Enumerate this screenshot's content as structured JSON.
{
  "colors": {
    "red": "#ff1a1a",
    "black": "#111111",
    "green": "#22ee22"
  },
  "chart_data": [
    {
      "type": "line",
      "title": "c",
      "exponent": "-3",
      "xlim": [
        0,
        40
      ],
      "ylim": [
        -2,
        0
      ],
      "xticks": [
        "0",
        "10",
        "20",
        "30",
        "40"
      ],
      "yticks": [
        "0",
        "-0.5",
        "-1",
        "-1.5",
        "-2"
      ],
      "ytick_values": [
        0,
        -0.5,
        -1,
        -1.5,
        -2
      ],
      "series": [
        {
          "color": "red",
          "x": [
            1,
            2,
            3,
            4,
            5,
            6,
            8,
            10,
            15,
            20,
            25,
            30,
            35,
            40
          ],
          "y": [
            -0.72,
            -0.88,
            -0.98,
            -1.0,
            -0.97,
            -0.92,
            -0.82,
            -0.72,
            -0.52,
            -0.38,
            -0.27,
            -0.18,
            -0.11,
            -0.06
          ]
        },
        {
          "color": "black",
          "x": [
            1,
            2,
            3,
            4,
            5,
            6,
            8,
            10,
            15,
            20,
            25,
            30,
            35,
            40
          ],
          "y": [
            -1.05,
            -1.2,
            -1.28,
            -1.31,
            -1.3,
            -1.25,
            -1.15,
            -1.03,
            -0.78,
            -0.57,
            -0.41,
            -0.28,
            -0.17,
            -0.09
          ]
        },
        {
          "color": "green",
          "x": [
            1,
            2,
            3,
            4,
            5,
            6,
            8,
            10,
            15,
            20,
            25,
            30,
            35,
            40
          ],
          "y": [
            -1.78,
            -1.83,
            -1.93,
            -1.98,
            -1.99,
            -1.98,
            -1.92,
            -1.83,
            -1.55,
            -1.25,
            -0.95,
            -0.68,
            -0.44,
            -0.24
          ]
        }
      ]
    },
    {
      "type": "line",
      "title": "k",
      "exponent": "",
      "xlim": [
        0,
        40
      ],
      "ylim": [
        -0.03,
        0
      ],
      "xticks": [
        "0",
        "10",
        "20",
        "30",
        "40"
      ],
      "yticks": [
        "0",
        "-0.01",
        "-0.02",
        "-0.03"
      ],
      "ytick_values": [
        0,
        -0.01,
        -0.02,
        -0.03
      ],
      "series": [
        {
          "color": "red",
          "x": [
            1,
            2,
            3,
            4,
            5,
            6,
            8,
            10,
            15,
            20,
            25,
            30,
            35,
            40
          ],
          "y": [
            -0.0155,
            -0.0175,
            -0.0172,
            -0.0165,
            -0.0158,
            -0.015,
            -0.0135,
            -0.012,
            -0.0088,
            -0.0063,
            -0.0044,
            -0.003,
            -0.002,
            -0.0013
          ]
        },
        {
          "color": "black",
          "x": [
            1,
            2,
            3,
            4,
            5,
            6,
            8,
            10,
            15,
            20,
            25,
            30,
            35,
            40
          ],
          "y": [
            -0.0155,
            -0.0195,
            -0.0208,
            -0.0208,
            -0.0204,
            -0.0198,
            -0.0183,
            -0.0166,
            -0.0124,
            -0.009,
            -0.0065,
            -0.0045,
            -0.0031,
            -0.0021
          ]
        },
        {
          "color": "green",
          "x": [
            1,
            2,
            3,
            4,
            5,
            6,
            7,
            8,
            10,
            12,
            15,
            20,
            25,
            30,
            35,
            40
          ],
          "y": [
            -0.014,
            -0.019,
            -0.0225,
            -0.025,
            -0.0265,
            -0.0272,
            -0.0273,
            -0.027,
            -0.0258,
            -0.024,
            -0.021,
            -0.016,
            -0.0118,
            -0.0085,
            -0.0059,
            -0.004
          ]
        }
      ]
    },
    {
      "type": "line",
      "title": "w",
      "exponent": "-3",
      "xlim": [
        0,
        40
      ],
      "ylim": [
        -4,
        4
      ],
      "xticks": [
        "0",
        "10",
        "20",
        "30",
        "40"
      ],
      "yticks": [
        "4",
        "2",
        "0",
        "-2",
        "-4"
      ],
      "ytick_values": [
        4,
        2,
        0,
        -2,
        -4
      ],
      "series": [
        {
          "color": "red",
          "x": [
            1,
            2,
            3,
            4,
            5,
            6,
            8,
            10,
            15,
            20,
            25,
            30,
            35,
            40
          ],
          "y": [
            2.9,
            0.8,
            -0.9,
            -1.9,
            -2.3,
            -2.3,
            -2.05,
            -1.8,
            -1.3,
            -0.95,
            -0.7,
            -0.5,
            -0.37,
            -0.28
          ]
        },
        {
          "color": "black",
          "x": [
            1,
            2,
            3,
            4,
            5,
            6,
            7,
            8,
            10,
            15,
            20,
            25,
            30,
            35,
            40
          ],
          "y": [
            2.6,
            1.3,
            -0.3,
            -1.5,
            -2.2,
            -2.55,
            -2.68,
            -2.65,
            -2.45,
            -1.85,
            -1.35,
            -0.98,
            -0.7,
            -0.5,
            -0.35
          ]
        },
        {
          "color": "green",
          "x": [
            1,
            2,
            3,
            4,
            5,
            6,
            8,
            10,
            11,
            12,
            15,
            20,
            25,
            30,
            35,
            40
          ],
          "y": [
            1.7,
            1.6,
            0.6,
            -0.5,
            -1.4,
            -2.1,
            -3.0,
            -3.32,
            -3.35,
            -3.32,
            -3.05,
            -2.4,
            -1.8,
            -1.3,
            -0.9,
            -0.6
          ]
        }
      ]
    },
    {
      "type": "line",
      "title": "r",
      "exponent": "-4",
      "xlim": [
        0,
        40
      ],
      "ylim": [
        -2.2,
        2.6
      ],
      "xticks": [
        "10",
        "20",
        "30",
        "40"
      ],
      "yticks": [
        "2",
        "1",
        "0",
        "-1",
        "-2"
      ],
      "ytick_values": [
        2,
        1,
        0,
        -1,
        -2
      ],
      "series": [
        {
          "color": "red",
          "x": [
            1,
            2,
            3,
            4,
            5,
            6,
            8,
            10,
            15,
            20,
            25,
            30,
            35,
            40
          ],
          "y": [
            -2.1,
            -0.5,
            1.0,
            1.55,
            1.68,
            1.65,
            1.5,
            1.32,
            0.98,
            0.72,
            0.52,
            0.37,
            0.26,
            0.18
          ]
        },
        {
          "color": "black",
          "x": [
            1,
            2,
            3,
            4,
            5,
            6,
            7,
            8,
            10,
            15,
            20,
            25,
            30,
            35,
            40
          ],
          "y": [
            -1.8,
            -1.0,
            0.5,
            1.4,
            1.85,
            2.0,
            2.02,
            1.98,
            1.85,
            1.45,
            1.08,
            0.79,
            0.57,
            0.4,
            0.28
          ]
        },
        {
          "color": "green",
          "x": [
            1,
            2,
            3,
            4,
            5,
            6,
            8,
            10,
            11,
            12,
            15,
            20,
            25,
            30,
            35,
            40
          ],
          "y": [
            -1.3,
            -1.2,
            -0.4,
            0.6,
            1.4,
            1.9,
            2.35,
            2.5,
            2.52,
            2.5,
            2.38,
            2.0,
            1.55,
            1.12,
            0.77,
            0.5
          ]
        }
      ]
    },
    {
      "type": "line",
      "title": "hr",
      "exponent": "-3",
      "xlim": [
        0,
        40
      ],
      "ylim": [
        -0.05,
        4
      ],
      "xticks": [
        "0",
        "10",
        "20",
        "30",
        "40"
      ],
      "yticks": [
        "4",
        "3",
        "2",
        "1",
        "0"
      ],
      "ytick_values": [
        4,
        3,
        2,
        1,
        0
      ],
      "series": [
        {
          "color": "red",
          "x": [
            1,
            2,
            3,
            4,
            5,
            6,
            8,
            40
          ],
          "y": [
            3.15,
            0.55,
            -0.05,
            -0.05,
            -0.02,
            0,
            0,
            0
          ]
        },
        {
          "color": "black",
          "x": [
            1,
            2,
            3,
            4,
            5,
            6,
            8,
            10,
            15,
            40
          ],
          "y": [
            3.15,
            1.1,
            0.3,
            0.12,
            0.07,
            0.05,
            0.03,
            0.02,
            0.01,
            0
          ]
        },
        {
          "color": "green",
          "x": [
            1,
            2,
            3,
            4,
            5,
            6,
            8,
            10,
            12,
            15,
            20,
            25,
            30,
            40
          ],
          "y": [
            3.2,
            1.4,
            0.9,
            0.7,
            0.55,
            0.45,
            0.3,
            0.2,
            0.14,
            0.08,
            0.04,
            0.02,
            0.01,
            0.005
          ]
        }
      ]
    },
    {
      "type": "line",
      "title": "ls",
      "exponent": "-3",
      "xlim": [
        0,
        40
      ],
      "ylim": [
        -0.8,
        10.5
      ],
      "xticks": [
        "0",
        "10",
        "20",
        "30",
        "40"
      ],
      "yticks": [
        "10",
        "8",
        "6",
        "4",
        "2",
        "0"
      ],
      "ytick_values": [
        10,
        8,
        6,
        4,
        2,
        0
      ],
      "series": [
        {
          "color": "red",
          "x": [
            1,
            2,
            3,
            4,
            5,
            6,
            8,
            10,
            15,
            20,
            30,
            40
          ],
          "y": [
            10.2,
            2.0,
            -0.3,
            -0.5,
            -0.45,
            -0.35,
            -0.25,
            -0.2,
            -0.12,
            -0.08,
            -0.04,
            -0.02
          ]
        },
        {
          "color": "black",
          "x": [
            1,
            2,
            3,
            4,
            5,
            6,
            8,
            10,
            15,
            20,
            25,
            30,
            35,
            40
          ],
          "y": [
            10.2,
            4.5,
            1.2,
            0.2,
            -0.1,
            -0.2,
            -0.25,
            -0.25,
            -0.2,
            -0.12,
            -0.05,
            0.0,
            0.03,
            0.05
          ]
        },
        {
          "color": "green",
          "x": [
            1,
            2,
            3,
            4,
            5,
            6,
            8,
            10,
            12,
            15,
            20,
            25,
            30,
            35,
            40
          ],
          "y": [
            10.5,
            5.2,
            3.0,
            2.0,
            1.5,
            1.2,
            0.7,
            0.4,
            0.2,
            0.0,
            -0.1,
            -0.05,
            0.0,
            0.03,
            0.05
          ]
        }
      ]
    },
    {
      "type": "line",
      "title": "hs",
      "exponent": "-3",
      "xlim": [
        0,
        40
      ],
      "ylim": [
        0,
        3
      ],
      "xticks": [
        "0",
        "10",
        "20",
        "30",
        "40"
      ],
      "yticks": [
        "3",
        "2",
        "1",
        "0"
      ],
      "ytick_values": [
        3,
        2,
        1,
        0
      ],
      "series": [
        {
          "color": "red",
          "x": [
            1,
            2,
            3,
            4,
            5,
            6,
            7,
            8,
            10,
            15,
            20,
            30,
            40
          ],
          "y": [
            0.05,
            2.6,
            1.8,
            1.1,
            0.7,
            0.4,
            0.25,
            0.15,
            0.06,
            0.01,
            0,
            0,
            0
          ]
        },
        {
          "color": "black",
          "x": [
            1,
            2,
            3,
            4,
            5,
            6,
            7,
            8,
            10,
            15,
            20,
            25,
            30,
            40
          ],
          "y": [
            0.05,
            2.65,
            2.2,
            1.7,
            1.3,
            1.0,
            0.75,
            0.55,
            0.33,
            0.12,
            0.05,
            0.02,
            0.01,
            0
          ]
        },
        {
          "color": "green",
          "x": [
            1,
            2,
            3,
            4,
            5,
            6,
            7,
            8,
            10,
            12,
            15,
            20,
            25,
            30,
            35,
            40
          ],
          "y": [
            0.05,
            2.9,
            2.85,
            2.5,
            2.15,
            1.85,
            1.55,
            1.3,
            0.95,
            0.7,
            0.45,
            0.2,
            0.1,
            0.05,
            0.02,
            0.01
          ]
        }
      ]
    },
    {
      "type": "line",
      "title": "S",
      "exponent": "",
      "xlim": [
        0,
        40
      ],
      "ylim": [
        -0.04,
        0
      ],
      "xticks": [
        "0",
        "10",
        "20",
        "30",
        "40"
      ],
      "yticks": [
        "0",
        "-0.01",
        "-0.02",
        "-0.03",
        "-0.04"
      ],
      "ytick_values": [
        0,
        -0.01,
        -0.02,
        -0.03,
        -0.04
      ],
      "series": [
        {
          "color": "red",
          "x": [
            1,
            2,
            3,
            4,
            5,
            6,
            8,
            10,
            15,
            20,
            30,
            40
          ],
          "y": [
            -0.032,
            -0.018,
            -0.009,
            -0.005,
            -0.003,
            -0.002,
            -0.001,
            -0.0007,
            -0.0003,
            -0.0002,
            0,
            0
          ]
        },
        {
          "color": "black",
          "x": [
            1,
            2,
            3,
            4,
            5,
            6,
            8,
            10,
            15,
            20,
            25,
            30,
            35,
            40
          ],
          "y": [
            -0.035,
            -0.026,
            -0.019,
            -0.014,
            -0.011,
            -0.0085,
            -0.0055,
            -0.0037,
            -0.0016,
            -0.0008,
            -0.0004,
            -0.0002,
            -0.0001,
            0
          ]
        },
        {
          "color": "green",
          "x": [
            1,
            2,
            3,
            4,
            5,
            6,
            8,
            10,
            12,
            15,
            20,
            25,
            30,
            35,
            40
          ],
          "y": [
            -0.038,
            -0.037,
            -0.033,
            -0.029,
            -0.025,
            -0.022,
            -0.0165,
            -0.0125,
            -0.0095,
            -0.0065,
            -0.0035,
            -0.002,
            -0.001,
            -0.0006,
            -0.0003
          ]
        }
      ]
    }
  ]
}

:: EXERCISE DESCRIPTION ::
Working from the entries above, return all lines that contain "title".

:: TASK RESULT ::
      "title": "c",
      "title": "k",
      "title": "w",
      "title": "r",
      "title": "hr",
      "title": "ls",
      "title": "hs",
      "title": "S",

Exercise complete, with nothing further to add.